--- Records shown ---

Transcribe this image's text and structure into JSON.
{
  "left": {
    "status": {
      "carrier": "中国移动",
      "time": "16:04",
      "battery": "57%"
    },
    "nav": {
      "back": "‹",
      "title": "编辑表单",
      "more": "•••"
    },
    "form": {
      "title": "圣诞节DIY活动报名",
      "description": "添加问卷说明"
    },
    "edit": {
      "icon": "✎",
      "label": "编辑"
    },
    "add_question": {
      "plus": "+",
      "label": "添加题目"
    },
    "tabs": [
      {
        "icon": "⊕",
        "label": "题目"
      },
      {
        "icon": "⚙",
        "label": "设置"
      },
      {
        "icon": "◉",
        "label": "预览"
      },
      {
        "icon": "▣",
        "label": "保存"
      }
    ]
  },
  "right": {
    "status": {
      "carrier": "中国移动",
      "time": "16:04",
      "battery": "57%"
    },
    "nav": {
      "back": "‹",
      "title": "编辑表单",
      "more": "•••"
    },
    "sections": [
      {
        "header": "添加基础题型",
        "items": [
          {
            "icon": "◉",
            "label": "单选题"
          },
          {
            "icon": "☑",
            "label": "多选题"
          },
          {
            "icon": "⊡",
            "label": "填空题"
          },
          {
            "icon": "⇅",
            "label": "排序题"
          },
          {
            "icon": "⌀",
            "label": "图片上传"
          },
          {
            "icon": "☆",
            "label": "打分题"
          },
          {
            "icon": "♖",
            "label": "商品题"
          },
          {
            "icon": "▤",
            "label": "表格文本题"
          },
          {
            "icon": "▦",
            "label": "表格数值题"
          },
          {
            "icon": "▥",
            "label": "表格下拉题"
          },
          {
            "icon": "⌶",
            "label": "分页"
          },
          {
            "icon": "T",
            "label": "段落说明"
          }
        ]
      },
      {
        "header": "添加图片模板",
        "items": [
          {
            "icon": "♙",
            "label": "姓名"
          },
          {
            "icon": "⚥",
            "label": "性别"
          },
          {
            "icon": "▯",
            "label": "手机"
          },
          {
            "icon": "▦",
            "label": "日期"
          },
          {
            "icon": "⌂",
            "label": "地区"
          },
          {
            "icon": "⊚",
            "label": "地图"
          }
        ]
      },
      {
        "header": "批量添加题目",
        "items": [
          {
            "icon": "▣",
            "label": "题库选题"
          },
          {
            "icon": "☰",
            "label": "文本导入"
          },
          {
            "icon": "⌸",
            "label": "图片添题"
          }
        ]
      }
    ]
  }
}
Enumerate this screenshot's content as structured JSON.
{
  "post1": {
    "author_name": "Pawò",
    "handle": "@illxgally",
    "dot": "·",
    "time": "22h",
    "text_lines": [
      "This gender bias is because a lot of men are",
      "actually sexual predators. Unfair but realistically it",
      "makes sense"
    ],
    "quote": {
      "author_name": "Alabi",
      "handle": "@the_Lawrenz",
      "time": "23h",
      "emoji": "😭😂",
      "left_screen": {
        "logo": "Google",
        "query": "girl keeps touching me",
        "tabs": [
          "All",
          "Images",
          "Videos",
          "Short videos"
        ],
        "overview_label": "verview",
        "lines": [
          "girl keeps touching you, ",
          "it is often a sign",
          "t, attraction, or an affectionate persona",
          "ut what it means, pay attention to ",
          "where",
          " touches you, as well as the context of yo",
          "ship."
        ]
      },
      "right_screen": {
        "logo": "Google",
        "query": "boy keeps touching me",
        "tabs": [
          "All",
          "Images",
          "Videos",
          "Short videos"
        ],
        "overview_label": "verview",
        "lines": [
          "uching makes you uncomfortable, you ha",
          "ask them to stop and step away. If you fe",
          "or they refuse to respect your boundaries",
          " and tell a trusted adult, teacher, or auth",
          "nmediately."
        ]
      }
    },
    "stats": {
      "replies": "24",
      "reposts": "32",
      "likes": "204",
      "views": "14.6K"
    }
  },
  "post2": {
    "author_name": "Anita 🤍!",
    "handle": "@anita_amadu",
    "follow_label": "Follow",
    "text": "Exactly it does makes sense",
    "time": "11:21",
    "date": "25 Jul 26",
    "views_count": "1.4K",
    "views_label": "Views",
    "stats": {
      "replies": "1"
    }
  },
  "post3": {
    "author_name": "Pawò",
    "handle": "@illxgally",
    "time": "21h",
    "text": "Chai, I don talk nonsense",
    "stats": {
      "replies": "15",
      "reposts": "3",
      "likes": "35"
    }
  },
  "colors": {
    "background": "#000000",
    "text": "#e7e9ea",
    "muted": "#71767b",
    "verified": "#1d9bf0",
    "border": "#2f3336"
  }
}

---

Reproduce every line above without error.

Transcribe this image's text and structure into JSON.
{
  "left": {
    "status": {
      "carrier": "中国移动",
      "time": "16:04",
      "battery": "57%"
    },
    "nav": {
      "back": "‹",
      "title": "编辑表单",
      "more": "•••"
    },
    "form": {
      "title": "圣诞节DIY活动报名",
      "description": "添加问卷说明"
    },
    "edit": {
      "icon": "✎",
      "label": "编辑"
    },
    "add_question": {
      "plus": "+",
      "label": "添加题目"
    },
    "tabs": [
      {
        "icon": "⊕",
        "label": "题目"
      },
      {
        "icon": "⚙",
        "label": "设置"
      },
      {
        "icon": "◉",
        "label": "预览"
      },
      {
        "icon": "▣",
        "label": "保存"
      }
    ]
  },
  "right": {
    "status": {
      "carrier": "中国移动",
      "time": "16:04",
      "battery": "57%"
    },
    "nav": {
      "back": "‹",
      "title": "编辑表单",
      "more": "•••"
    },
    "sections": [
      {
        "header": "添加基础题型",
        "items": [
          {
            "icon": "◉",
            "label": "单选题"
          },
          {
            "icon": "☑",
            "label": "多选题"
          },
          {
            "icon": "⊡",
            "label": "填空题"
          },
          {
            "icon": "⇅",
            "label": "排序题"
          },
          {
            "icon": "⌀",
            "label": "图片上传"
          },
          {
            "icon": "☆",
            "label": "打分题"
          },
          {
            "icon": "♖",
            "label": "商品题"
          },
          {
            "icon": "▤",
            "label": "表格文本题"
          },
          {
            "icon": "▦",
            "label": "表格数值题"
          },
          {
            "icon": "▥",
            "label": "表格下拉题"
          },
          {
            "icon": "⌶",
            "label": "分页"
          },
          {
            "icon": "T",
            "label": "段落说明"
          }
        ]
      },
      {
        "header": "添加图片模板",
        "items": [
          {
            "icon": "♙",
            "label": "姓名"
          },
          {
            "icon": "⚥",
            "label": "性别"
          },
          {
            "icon": "▯",
            "label": "手机"
          },
          {
            "icon": "▦",
            "label": "日期"
          },
          {
            "icon": "⌂",
            "label": "地区"
          },
          {
            "icon": "⊚",
            "label": "地图"
          }
        ]
      },
      {
        "header": "批量添加题目",
        "items": [
          {
            "icon": "▣",
            "label": "题库选题"
          },
          {
            "icon": "☰",
            "label": "文本导入"
          },
          {
            "icon": "⌸",
            "label": "图片添题"
          }
        ]
      }
    ]
  }
}
Enumerate this screenshot's content as structured JSON.
{
  "post1": {
    "author_name": "Pawò",
    "handle": "@illxgally",
    "dot": "·",
    "time": "22h",
    "text_lines": [
      "This gender bias is because a lot of men are",
      "actually sexual predators. Unfair but realistically it",
      "makes sense"
    ],
    "quote": {
      "author_name": "Alabi",
      "handle": "@the_Lawrenz",
      "time": "23h",
      "emoji": "😭😂",
      "left_screen": {
        "logo": "Google",
        "query": "girl keeps touching me",
        "tabs": [
          "All",
          "Images",
          "Videos",
          "Short videos"
        ],
        "overview_label": "verview",
        "lines": [
          "girl keeps touching you, ",
          "it is often a sign",
          "t, attraction, or an affectionate persona",
          "ut what it means, pay attention to ",
          "where",
          " touches you, as well as the context of yo",
          "ship."
        ]
      },
      "right_screen": {
        "logo": "Google",
        "query": "boy keeps touching me",
        "tabs": [
          "All",
          "Images",
          "Videos",
          "Short videos"
        ],
        "overview_label": "verview",
        "lines": [
          "uching makes you uncomfortable, you ha",
          "ask them to stop and step away. If you fe",
          "or they refuse to respect your boundaries",
          " and tell a trusted adult, teacher, or auth",
          "nmediately."
        ]
      }
    },
    "stats": {
      "replies": "24",
      "reposts": "32",
      "likes": "204",
      "views": "14.6K"
    }
  },
  "post2": {
    "author_name": "Anita 🤍!",
    "handle": "@anita_amadu",
    "follow_label": "Follow",
    "text": "Exactly it does makes sense",
    "time": "11:21",
    "date": "25 Jul 26",
    "views_count": "1.4K",
    "views_label": "Views",
    "stats": {
      "replies": "1"
    }
  },
  "post3": {
    "author_name": "Pawò",
    "handle": "@illxgally",
    "time": "21h",
    "text": "Chai, I don talk nonsense",
    "stats": {
      "replies": "15",
      "reposts": "3",
      "likes": "35"
    }
  },
  "colors": {
    "background": "#000000",
    "text": "#e7e9ea",
    "muted": "#71767b",
    "verified": "#1d9bf0",
    "border": "#2f3336"
  }
}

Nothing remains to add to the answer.